[START OF Extracted material]

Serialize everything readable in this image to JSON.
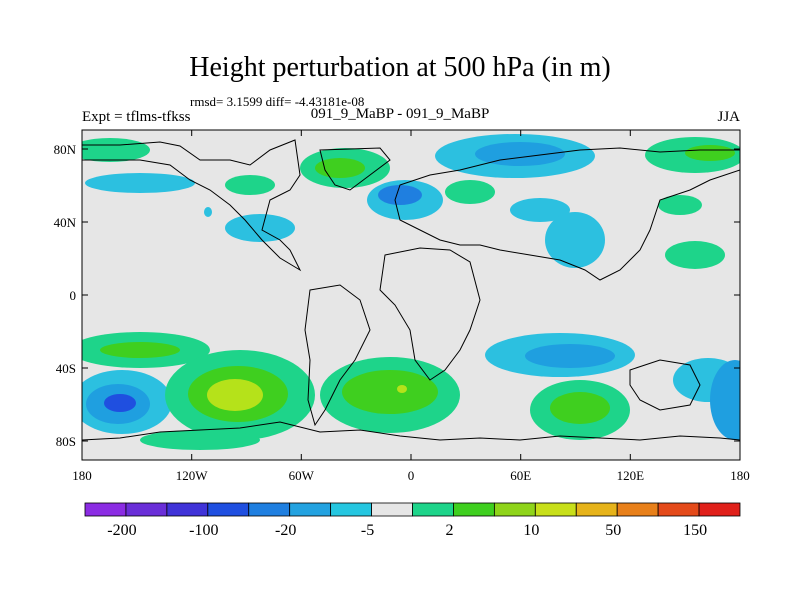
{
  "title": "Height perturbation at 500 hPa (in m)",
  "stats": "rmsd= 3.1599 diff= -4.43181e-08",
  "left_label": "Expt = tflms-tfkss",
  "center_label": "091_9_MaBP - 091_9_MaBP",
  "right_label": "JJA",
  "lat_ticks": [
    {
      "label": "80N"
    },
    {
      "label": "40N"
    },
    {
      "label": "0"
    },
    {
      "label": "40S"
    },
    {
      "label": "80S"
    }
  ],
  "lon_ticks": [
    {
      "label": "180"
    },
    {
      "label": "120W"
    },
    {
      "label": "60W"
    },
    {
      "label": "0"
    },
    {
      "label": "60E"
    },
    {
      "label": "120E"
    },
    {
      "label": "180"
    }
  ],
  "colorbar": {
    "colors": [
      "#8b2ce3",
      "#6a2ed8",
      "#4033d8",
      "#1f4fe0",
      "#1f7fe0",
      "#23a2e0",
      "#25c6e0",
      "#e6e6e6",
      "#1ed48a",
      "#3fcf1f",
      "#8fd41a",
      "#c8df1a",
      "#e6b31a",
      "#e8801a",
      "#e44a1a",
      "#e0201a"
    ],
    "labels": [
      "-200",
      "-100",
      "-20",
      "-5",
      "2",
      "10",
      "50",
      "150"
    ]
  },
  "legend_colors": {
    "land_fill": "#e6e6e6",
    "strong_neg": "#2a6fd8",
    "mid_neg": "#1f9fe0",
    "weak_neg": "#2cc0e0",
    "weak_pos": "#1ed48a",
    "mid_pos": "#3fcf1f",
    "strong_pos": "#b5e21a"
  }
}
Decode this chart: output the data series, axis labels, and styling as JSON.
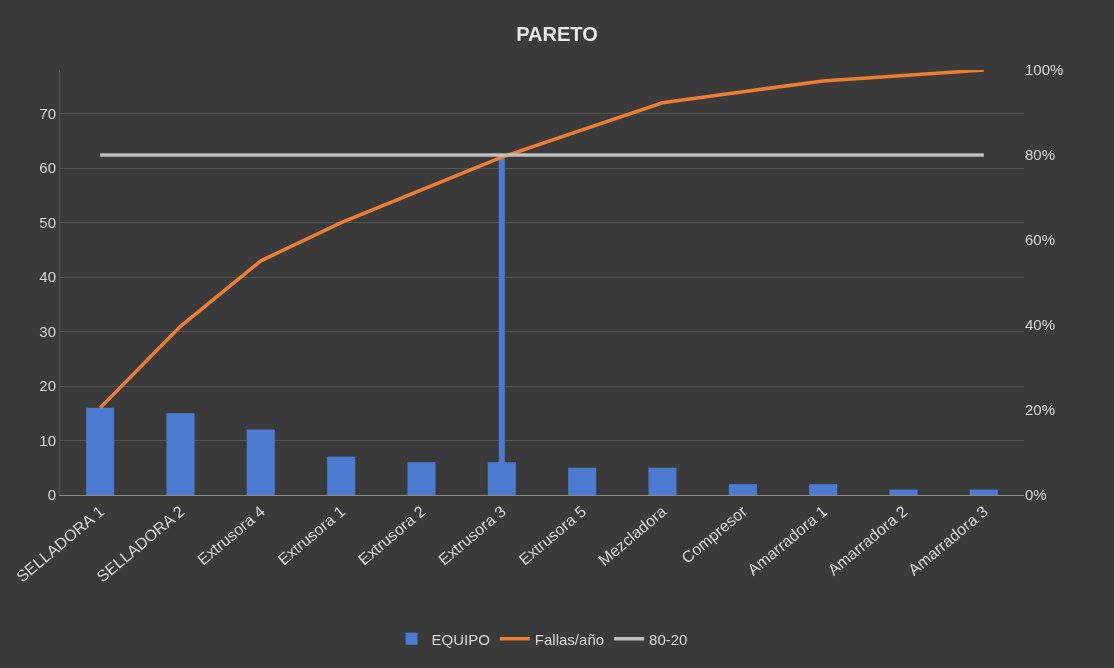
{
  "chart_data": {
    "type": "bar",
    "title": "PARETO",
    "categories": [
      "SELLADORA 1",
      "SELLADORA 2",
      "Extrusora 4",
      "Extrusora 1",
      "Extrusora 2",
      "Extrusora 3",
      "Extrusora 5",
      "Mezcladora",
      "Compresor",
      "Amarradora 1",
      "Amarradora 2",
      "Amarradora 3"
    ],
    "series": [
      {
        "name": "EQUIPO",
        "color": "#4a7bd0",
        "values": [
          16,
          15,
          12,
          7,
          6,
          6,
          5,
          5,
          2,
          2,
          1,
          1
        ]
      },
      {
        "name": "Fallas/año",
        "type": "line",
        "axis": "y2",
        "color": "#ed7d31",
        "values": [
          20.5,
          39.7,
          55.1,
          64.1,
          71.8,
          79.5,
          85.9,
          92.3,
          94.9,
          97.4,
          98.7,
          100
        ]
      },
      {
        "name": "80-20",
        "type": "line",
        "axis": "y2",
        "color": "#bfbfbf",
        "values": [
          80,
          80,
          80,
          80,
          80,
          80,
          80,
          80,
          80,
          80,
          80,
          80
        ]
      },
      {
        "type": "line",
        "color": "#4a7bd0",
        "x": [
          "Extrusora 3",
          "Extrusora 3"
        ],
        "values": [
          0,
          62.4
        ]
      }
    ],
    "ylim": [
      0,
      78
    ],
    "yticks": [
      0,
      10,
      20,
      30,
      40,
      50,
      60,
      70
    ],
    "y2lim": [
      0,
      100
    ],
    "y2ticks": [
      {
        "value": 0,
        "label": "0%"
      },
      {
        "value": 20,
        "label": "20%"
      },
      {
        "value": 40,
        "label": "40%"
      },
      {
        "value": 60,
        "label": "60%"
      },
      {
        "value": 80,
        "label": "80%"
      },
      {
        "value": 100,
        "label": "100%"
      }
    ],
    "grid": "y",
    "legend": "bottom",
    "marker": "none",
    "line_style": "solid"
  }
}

[END OF Extracted material]

Exercise brief → Any pictures should be dropped; transcribe the rest of the records above exactly.

Written reply →
Serialize everything readable in this image to JSON.
{
  "title": "Height perturbation at 500 hPa (in m)",
  "stats": "rmsd= 3.1599 diff= -4.43181e-08",
  "left_label": "Expt = tflms-tfkss",
  "center_label": "091_9_MaBP - 091_9_MaBP",
  "right_label": "JJA",
  "lat_ticks": [
    {
      "label": "80N"
    },
    {
      "label": "40N"
    },
    {
      "label": "0"
    },
    {
      "label": "40S"
    },
    {
      "label": "80S"
    }
  ],
  "lon_ticks": [
    {
      "label": "180"
    },
    {
      "label": "120W"
    },
    {
      "label": "60W"
    },
    {
      "label": "0"
    },
    {
      "label": "60E"
    },
    {
      "label": "120E"
    },
    {
      "label": "180"
    }
  ],
  "colorbar": {
    "colors": [
      "#8b2ce3",
      "#6a2ed8",
      "#4033d8",
      "#1f4fe0",
      "#1f7fe0",
      "#23a2e0",
      "#25c6e0",
      "#e6e6e6",
      "#1ed48a",
      "#3fcf1f",
      "#8fd41a",
      "#c8df1a",
      "#e6b31a",
      "#e8801a",
      "#e44a1a",
      "#e0201a"
    ],
    "labels": [
      "-200",
      "-100",
      "-20",
      "-5",
      "2",
      "10",
      "50",
      "150"
    ]
  },
  "legend_colors": {
    "land_fill": "#e6e6e6",
    "strong_neg": "#2a6fd8",
    "mid_neg": "#1f9fe0",
    "weak_neg": "#2cc0e0",
    "weak_pos": "#1ed48a",
    "mid_pos": "#3fcf1f",
    "strong_pos": "#b5e21a"
  }
}
Decode this chart: output the data series, axis labels, and styling as JSON.
{
  "chart_data": {
    "type": "bar",
    "title": "PARETO",
    "categories": [
      "SELLADORA 1",
      "SELLADORA 2",
      "Extrusora 4",
      "Extrusora 1",
      "Extrusora 2",
      "Extrusora 3",
      "Extrusora 5",
      "Mezcladora",
      "Compresor",
      "Amarradora 1",
      "Amarradora 2",
      "Amarradora 3"
    ],
    "series": [
      {
        "name": "EQUIPO",
        "color": "#4a7bd0",
        "values": [
          16,
          15,
          12,
          7,
          6,
          6,
          5,
          5,
          2,
          2,
          1,
          1
        ]
      },
      {
        "name": "Fallas/año",
        "type": "line",
        "axis": "y2",
        "color": "#ed7d31",
        "values": [
          20.5,
          39.7,
          55.1,
          64.1,
          71.8,
          79.5,
          85.9,
          92.3,
          94.9,
          97.4,
          98.7,
          100
        ]
      },
      {
        "name": "80-20",
        "type": "line",
        "axis": "y2",
        "color": "#bfbfbf",
        "values": [
          80,
          80,
          80,
          80,
          80,
          80,
          80,
          80,
          80,
          80,
          80,
          80
        ]
      },
      {
        "type": "line",
        "color": "#4a7bd0",
        "x": [
          "Extrusora 3",
          "Extrusora 3"
        ],
        "values": [
          0,
          62.4
        ]
      }
    ],
    "ylim": [
      0,
      78
    ],
    "yticks": [
      0,
      10,
      20,
      30,
      40,
      50,
      60,
      70
    ],
    "y2lim": [
      0,
      100
    ],
    "y2ticks": [
      {
        "value": 0,
        "label": "0%"
      },
      {
        "value": 20,
        "label": "20%"
      },
      {
        "value": 40,
        "label": "40%"
      },
      {
        "value": 60,
        "label": "60%"
      },
      {
        "value": 80,
        "label": "80%"
      },
      {
        "value": 100,
        "label": "100%"
      }
    ],
    "grid": "y",
    "legend": "bottom",
    "marker": "none",
    "line_style": "solid"
  }
}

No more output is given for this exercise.